Copy every line, leaving nothing out and adding nothing.

(Materials provided)
◆ ◆ ◆ ◆ ◆ ◆ ◆

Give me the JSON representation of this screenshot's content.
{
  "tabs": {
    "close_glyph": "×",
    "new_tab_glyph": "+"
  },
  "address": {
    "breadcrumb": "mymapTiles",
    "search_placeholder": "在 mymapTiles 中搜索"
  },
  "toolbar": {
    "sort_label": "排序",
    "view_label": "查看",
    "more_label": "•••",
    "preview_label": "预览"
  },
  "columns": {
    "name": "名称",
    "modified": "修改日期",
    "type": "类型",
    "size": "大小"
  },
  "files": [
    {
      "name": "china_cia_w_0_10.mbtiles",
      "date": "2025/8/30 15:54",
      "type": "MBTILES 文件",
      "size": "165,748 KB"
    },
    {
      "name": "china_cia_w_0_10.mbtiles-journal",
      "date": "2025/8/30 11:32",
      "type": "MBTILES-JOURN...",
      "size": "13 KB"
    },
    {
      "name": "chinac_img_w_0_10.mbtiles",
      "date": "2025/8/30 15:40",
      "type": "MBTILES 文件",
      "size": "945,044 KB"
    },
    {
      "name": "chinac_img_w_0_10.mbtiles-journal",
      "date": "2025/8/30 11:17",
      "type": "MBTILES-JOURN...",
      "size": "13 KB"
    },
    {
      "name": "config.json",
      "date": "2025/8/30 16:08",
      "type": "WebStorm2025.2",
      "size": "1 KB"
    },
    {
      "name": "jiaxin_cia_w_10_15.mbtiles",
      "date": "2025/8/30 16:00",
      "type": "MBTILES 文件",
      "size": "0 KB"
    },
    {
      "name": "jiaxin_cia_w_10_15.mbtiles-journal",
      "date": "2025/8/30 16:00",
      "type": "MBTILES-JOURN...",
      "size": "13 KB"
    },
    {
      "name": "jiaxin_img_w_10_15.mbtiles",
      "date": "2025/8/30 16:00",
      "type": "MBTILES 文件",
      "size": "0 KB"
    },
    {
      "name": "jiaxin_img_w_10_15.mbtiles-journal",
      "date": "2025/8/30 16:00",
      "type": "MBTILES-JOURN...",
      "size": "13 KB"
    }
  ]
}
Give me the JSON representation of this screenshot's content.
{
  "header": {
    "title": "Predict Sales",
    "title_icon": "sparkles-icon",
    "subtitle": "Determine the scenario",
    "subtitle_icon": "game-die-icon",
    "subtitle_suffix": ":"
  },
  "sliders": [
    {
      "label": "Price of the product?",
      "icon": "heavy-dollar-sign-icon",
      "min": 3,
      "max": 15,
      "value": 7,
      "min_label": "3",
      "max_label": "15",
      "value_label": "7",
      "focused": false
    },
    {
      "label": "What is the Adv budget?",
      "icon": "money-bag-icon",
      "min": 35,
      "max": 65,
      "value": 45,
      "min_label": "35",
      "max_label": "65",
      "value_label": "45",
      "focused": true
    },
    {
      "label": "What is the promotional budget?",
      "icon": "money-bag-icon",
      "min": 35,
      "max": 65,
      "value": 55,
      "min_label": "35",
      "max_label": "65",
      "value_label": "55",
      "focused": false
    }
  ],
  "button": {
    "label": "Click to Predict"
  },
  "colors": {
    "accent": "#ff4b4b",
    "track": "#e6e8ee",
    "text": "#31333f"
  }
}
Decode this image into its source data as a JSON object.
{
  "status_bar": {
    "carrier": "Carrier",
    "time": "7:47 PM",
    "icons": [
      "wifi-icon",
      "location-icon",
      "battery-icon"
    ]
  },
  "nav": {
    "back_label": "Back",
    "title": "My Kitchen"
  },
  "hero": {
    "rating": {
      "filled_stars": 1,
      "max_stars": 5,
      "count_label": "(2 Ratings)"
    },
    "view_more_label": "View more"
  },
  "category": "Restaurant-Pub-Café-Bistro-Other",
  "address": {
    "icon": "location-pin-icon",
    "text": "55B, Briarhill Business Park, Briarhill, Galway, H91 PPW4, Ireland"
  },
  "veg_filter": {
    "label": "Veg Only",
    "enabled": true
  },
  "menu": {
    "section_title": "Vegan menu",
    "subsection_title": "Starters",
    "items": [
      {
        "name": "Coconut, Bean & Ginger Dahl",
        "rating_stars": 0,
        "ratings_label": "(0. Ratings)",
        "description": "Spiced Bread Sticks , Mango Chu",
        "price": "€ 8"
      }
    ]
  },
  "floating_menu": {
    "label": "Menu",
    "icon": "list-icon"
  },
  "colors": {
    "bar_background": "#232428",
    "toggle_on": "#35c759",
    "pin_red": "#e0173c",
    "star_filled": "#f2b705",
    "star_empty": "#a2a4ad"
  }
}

◆ ◆ ◆ ◆ ◆ ◆ ◆

(Full response)
Give me the JSON representation of this screenshot's content.
{
  "tabs": {
    "close_glyph": "×",
    "new_tab_glyph": "+"
  },
  "address": {
    "breadcrumb": "mymapTiles",
    "search_placeholder": "在 mymapTiles 中搜索"
  },
  "toolbar": {
    "sort_label": "排序",
    "view_label": "查看",
    "more_label": "•••",
    "preview_label": "预览"
  },
  "columns": {
    "name": "名称",
    "modified": "修改日期",
    "type": "类型",
    "size": "大小"
  },
  "files": [
    {
      "name": "china_cia_w_0_10.mbtiles",
      "date": "2025/8/30 15:54",
      "type": "MBTILES 文件",
      "size": "165,748 KB"
    },
    {
      "name": "china_cia_w_0_10.mbtiles-journal",
      "date": "2025/8/30 11:32",
      "type": "MBTILES-JOURN...",
      "size": "13 KB"
    },
    {
      "name": "chinac_img_w_0_10.mbtiles",
      "date": "2025/8/30 15:40",
      "type": "MBTILES 文件",
      "size": "945,044 KB"
    },
    {
      "name": "chinac_img_w_0_10.mbtiles-journal",
      "date": "2025/8/30 11:17",
      "type": "MBTILES-JOURN...",
      "size": "13 KB"
    },
    {
      "name": "config.json",
      "date": "2025/8/30 16:08",
      "type": "WebStorm2025.2",
      "size": "1 KB"
    },
    {
      "name": "jiaxin_cia_w_10_15.mbtiles",
      "date": "2025/8/30 16:00",
      "type": "MBTILES 文件",
      "size": "0 KB"
    },
    {
      "name": "jiaxin_cia_w_10_15.mbtiles-journal",
      "date": "2025/8/30 16:00",
      "type": "MBTILES-JOURN...",
      "size": "13 KB"
    },
    {
      "name": "jiaxin_img_w_10_15.mbtiles",
      "date": "2025/8/30 16:00",
      "type": "MBTILES 文件",
      "size": "0 KB"
    },
    {
      "name": "jiaxin_img_w_10_15.mbtiles-journal",
      "date": "2025/8/30 16:00",
      "type": "MBTILES-JOURN...",
      "size": "13 KB"
    }
  ]
}
Give me the JSON representation of this screenshot's content.
{
  "header": {
    "title": "Predict Sales",
    "title_icon": "sparkles-icon",
    "subtitle": "Determine the scenario",
    "subtitle_icon": "game-die-icon",
    "subtitle_suffix": ":"
  },
  "sliders": [
    {
      "label": "Price of the product?",
      "icon": "heavy-dollar-sign-icon",
      "min": 3,
      "max": 15,
      "value": 7,
      "min_label": "3",
      "max_label": "15",
      "value_label": "7",
      "focused": false
    },
    {
      "label": "What is the Adv budget?",
      "icon": "money-bag-icon",
      "min": 35,
      "max": 65,
      "value": 45,
      "min_label": "35",
      "max_label": "65",
      "value_label": "45",
      "focused": true
    },
    {
      "label": "What is the promotional budget?",
      "icon": "money-bag-icon",
      "min": 35,
      "max": 65,
      "value": 55,
      "min_label": "35",
      "max_label": "65",
      "value_label": "55",
      "focused": false
    }
  ],
  "button": {
    "label": "Click to Predict"
  },
  "colors": {
    "accent": "#ff4b4b",
    "track": "#e6e8ee",
    "text": "#31333f"
  }
}
Decode this image into its source data as a JSON object.
{
  "status_bar": {
    "carrier": "Carrier",
    "time": "7:47 PM",
    "icons": [
      "wifi-icon",
      "location-icon",
      "battery-icon"
    ]
  },
  "nav": {
    "back_label": "Back",
    "title": "My Kitchen"
  },
  "hero": {
    "rating": {
      "filled_stars": 1,
      "max_stars": 5,
      "count_label": "(2 Ratings)"
    },
    "view_more_label": "View more"
  },
  "category": "Restaurant-Pub-Café-Bistro-Other",
  "address": {
    "icon": "location-pin-icon",
    "text": "55B, Briarhill Business Park, Briarhill, Galway, H91 PPW4, Ireland"
  },
  "veg_filter": {
    "label": "Veg Only",
    "enabled": true
  },
  "menu": {
    "section_title": "Vegan menu",
    "subsection_title": "Starters",
    "items": [
      {
        "name": "Coconut, Bean & Ginger Dahl",
        "rating_stars": 0,
        "ratings_label": "(0. Ratings)",
        "description": "Spiced Bread Sticks , Mango Chu",
        "price": "€ 8"
      }
    ]
  },
  "floating_menu": {
    "label": "Menu",
    "icon": "list-icon"
  },
  "colors": {
    "bar_background": "#232428",
    "toggle_on": "#35c759",
    "pin_red": "#e0173c",
    "star_filled": "#f2b705",
    "star_empty": "#a2a4ad"
  }
}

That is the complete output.